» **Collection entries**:
.....
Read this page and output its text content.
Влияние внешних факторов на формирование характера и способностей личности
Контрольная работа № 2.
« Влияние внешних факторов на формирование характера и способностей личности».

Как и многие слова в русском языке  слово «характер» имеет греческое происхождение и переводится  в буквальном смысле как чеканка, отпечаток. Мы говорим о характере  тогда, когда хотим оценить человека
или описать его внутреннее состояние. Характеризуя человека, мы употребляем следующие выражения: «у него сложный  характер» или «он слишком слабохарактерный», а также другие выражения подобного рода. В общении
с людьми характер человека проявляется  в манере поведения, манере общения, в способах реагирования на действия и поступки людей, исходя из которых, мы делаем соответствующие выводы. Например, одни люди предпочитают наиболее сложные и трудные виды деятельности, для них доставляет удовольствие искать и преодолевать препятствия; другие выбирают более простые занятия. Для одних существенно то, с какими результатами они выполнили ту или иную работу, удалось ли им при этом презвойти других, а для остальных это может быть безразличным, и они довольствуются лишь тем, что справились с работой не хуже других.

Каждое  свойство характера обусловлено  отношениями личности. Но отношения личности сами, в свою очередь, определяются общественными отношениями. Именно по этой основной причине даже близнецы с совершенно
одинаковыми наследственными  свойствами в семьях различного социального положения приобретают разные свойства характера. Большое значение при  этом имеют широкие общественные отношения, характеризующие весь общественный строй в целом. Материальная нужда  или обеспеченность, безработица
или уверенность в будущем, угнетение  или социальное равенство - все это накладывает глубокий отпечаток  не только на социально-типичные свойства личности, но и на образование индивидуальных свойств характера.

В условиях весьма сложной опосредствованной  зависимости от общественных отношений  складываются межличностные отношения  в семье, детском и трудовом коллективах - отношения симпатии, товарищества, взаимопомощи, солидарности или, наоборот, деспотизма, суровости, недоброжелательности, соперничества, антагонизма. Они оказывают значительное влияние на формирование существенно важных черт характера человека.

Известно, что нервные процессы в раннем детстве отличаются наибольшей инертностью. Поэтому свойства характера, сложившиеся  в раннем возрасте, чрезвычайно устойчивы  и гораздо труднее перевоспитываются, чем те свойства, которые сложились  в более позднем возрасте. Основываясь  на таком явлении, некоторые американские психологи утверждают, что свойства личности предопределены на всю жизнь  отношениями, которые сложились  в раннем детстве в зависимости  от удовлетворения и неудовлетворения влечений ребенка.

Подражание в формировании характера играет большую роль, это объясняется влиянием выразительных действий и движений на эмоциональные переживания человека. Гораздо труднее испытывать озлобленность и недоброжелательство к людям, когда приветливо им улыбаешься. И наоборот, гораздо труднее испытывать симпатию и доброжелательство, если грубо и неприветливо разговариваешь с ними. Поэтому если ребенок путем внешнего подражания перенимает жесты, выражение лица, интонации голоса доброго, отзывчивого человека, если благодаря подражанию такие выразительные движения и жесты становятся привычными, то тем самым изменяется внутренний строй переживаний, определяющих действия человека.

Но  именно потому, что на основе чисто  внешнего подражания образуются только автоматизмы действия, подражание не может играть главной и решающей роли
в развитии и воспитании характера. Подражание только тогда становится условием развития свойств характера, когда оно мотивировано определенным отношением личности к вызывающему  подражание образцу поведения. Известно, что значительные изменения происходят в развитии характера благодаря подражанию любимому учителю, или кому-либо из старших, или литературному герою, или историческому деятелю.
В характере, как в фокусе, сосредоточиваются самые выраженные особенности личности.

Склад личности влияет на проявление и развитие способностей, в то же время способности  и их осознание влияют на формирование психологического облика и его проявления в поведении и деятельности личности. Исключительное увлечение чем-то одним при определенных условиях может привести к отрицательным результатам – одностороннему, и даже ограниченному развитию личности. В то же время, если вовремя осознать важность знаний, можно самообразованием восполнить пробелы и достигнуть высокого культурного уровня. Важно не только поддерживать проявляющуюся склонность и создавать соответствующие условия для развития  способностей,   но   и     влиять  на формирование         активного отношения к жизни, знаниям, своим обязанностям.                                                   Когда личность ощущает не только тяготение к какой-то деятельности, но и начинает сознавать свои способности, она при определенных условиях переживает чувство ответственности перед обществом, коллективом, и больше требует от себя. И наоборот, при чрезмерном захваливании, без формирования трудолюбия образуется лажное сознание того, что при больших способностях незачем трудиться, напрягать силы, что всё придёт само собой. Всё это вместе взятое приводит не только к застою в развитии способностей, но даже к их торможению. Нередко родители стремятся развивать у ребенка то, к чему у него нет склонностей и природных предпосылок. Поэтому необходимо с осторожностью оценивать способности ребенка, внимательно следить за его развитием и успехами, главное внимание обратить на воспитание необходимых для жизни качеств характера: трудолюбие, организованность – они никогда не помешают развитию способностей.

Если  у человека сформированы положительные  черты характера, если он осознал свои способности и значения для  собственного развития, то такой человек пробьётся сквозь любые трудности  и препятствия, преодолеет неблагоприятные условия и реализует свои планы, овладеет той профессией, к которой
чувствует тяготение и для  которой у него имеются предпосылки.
.....
» **Exercise**: Copy every line above that includes the string "внешних".

» **Task output**:
Влияние внешних факторов на формирование характера и способностей личности
« Влияние внешних факторов на формирование характера и способностей личности».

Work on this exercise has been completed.